▸ **Stated problem**
Return the listing below verbatim. Pictures do not belong in the copy.

▸ **Entries shown**
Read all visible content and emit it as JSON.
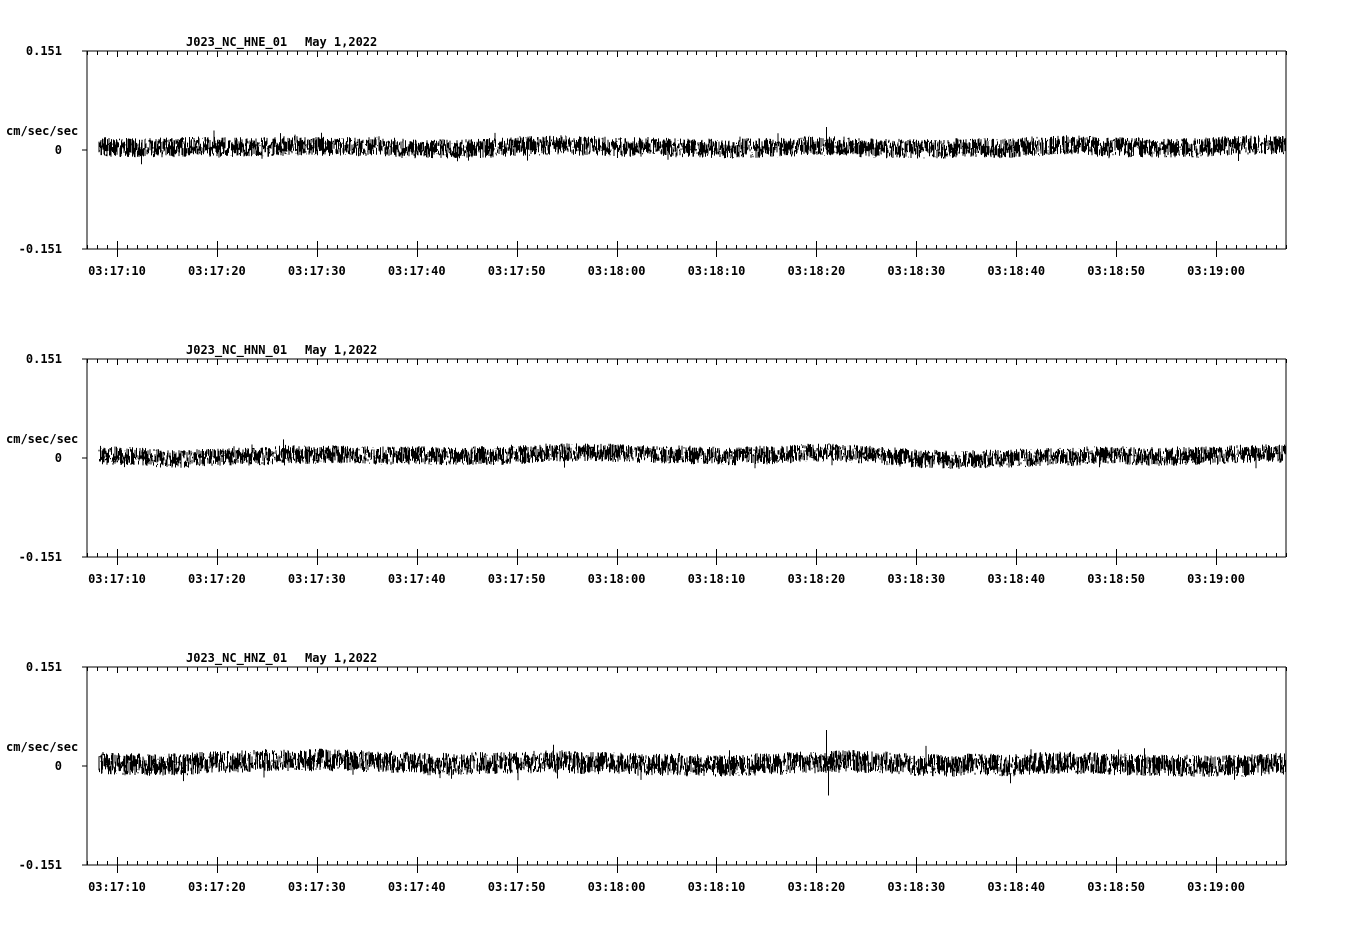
{
  "chart_data": [
    {
      "type": "line",
      "title": "J023_NC_HNE_01",
      "date": "May 1,2022",
      "ylabel": "cm/sec/sec",
      "yticks": [
        "0.151",
        "0",
        "-0.151"
      ],
      "ylim": [
        -0.151,
        0.151
      ],
      "xticks": [
        "03:17:10",
        "03:17:20",
        "03:17:30",
        "03:17:40",
        "03:17:50",
        "03:18:00",
        "03:18:10",
        "03:18:20",
        "03:18:30",
        "03:18:40",
        "03:18:50",
        "03:19:00"
      ],
      "xlim_seconds_after_03_17_00": [
        7,
        127
      ],
      "trace": {
        "noise_amplitude": 0.015,
        "spikes": [
          {
            "t": 81.0,
            "a": 0.035
          }
        ],
        "color": "#000000"
      }
    },
    {
      "type": "line",
      "title": "J023_NC_HNN_01",
      "date": "May 1,2022",
      "ylabel": "cm/sec/sec",
      "yticks": [
        "0.151",
        "0",
        "-0.151"
      ],
      "ylim": [
        -0.151,
        0.151
      ],
      "xticks": [
        "03:17:10",
        "03:17:20",
        "03:17:30",
        "03:17:40",
        "03:17:50",
        "03:18:00",
        "03:18:10",
        "03:18:20",
        "03:18:30",
        "03:18:40",
        "03:18:50",
        "03:19:00"
      ],
      "xlim_seconds_after_03_17_00": [
        7,
        127
      ],
      "trace": {
        "noise_amplitude": 0.014,
        "spikes": [],
        "color": "#000000"
      }
    },
    {
      "type": "line",
      "title": "J023_NC_HNZ_01",
      "date": "May 1,2022",
      "ylabel": "cm/sec/sec",
      "yticks": [
        "0.151",
        "0",
        "-0.151"
      ],
      "ylim": [
        -0.151,
        0.151
      ],
      "xticks": [
        "03:17:10",
        "03:17:20",
        "03:17:30",
        "03:17:40",
        "03:17:50",
        "03:18:00",
        "03:18:10",
        "03:18:20",
        "03:18:30",
        "03:18:40",
        "03:18:50",
        "03:19:00"
      ],
      "xlim_seconds_after_03_17_00": [
        7,
        127
      ],
      "trace": {
        "noise_amplitude": 0.017,
        "spikes": [
          {
            "t": 81.0,
            "a": 0.055
          },
          {
            "t": 81.2,
            "a": -0.045
          }
        ],
        "color": "#000000"
      }
    }
  ]
}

▸ **Response below**
Read all visible content and emit it as JSON.
{
  "chart_data": [
    {
      "type": "line",
      "title": "J023_NC_HNE_01",
      "date": "May 1,2022",
      "ylabel": "cm/sec/sec",
      "yticks": [
        "0.151",
        "0",
        "-0.151"
      ],
      "ylim": [
        -0.151,
        0.151
      ],
      "xticks": [
        "03:17:10",
        "03:17:20",
        "03:17:30",
        "03:17:40",
        "03:17:50",
        "03:18:00",
        "03:18:10",
        "03:18:20",
        "03:18:30",
        "03:18:40",
        "03:18:50",
        "03:19:00"
      ],
      "xlim_seconds_after_03_17_00": [
        7,
        127
      ],
      "trace": {
        "noise_amplitude": 0.015,
        "spikes": [
          {
            "t": 81.0,
            "a": 0.035
          }
        ],
        "color": "#000000"
      }
    },
    {
      "type": "line",
      "title": "J023_NC_HNN_01",
      "date": "May 1,2022",
      "ylabel": "cm/sec/sec",
      "yticks": [
        "0.151",
        "0",
        "-0.151"
      ],
      "ylim": [
        -0.151,
        0.151
      ],
      "xticks": [
        "03:17:10",
        "03:17:20",
        "03:17:30",
        "03:17:40",
        "03:17:50",
        "03:18:00",
        "03:18:10",
        "03:18:20",
        "03:18:30",
        "03:18:40",
        "03:18:50",
        "03:19:00"
      ],
      "xlim_seconds_after_03_17_00": [
        7,
        127
      ],
      "trace": {
        "noise_amplitude": 0.014,
        "spikes": [],
        "color": "#000000"
      }
    },
    {
      "type": "line",
      "title": "J023_NC_HNZ_01",
      "date": "May 1,2022",
      "ylabel": "cm/sec/sec",
      "yticks": [
        "0.151",
        "0",
        "-0.151"
      ],
      "ylim": [
        -0.151,
        0.151
      ],
      "xticks": [
        "03:17:10",
        "03:17:20",
        "03:17:30",
        "03:17:40",
        "03:17:50",
        "03:18:00",
        "03:18:10",
        "03:18:20",
        "03:18:30",
        "03:18:40",
        "03:18:50",
        "03:19:00"
      ],
      "xlim_seconds_after_03_17_00": [
        7,
        127
      ],
      "trace": {
        "noise_amplitude": 0.017,
        "spikes": [
          {
            "t": 81.0,
            "a": 0.055
          },
          {
            "t": 81.2,
            "a": -0.045
          }
        ],
        "color": "#000000"
      }
    }
  ]
}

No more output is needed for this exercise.